((

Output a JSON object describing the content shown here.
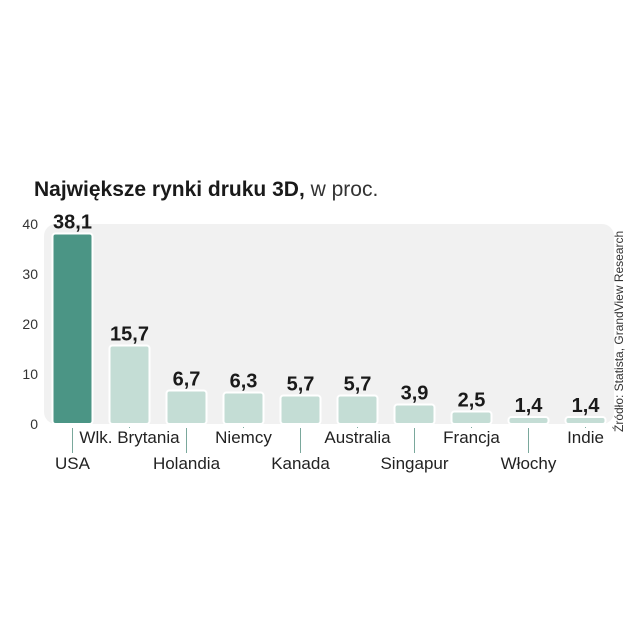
{
  "title": {
    "main": "Największe rynki druku 3D,",
    "unit": "w proc."
  },
  "source": "Źródło: Statista, GrandView Research",
  "colors": {
    "highlight_bar": "#4b9585",
    "bar": "#c4ddd5",
    "bar_stroke": "#ffffff",
    "plot_background": "#f1f1f1",
    "leader_line": "#7aa89c",
    "text": "#1a1a1a"
  },
  "chart_data": {
    "type": "bar",
    "title": "Największe rynki druku 3D, w proc.",
    "categories": [
      "USA",
      "Wlk. Brytania",
      "Holandia",
      "Niemcy",
      "Kanada",
      "Australia",
      "Singapur",
      "Francja",
      "Włochy",
      "Indie"
    ],
    "values": [
      38.1,
      15.7,
      6.7,
      6.3,
      5.7,
      5.7,
      3.9,
      2.5,
      1.4,
      1.4
    ],
    "value_labels": [
      "38,1",
      "15,7",
      "6,7",
      "6,3",
      "5,7",
      "5,7",
      "3,9",
      "2,5",
      "1,4",
      "1,4"
    ],
    "highlight_index": 0,
    "ylim": [
      0,
      40
    ],
    "yticks": [
      0,
      10,
      20,
      30,
      40
    ],
    "label_rows": [
      "low",
      "high",
      "low",
      "high",
      "low",
      "high",
      "low",
      "high",
      "low",
      "high"
    ],
    "grid": false,
    "legend": "none"
  }
}
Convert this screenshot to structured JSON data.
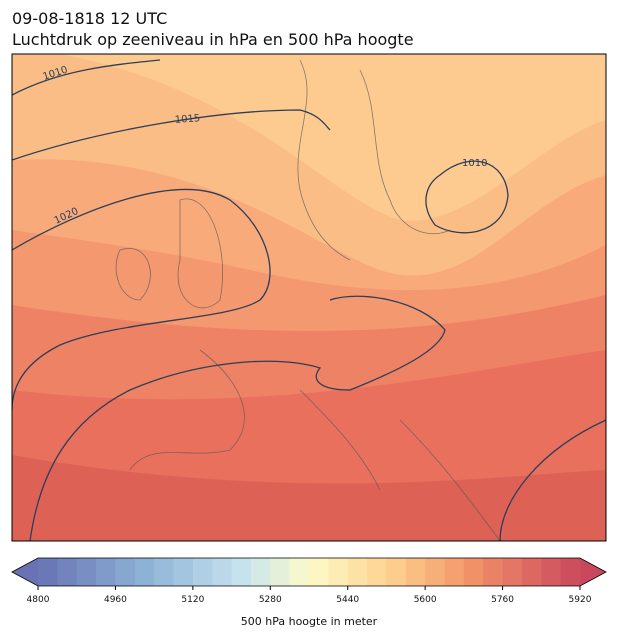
{
  "title": {
    "line1": "09-08-1818 12 UTC",
    "line2": "Luchtdruk op zeeniveau in hPa en 500 hPa hoogte"
  },
  "contour_labels": [
    "1010",
    "1015",
    "1020",
    "1010"
  ],
  "colorbar": {
    "label": "500 hPa hoogte in meter",
    "lim": [
      4800,
      5920
    ],
    "step": 40,
    "ticks": [
      4800,
      4960,
      5120,
      5280,
      5440,
      5600,
      5760,
      5920
    ]
  }
}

))

Task prompt:
Restate the whole listing above exactly, please, omitting every image.

Full solution:
Output a JSON object describing the content shown here.
{
  "title": {
    "main": "Największe rynki druku 3D,",
    "unit": "w proc."
  },
  "source": "Źródło: Statista, GrandView Research",
  "colors": {
    "highlight_bar": "#4b9585",
    "bar": "#c4ddd5",
    "bar_stroke": "#ffffff",
    "plot_background": "#f1f1f1",
    "leader_line": "#7aa89c",
    "text": "#1a1a1a"
  },
  "chart_data": {
    "type": "bar",
    "title": "Największe rynki druku 3D, w proc.",
    "categories": [
      "USA",
      "Wlk. Brytania",
      "Holandia",
      "Niemcy",
      "Kanada",
      "Australia",
      "Singapur",
      "Francja",
      "Włochy",
      "Indie"
    ],
    "values": [
      38.1,
      15.7,
      6.7,
      6.3,
      5.7,
      5.7,
      3.9,
      2.5,
      1.4,
      1.4
    ],
    "value_labels": [
      "38,1",
      "15,7",
      "6,7",
      "6,3",
      "5,7",
      "5,7",
      "3,9",
      "2,5",
      "1,4",
      "1,4"
    ],
    "highlight_index": 0,
    "ylim": [
      0,
      40
    ],
    "yticks": [
      0,
      10,
      20,
      30,
      40
    ],
    "label_rows": [
      "low",
      "high",
      "low",
      "high",
      "low",
      "high",
      "low",
      "high",
      "low",
      "high"
    ],
    "grid": false,
    "legend": "none"
  }
}
Convert this screenshot to structured JSON data.
{
  "title": {
    "line1": "09-08-1818 12 UTC",
    "line2": "Luchtdruk op zeeniveau in hPa en 500 hPa hoogte"
  },
  "contour_labels": [
    "1010",
    "1015",
    "1020",
    "1010"
  ],
  "colorbar": {
    "label": "500 hPa hoogte in meter",
    "lim": [
      4800,
      5920
    ],
    "step": 40,
    "ticks": [
      4800,
      4960,
      5120,
      5280,
      5440,
      5600,
      5760,
      5920
    ]
  }
}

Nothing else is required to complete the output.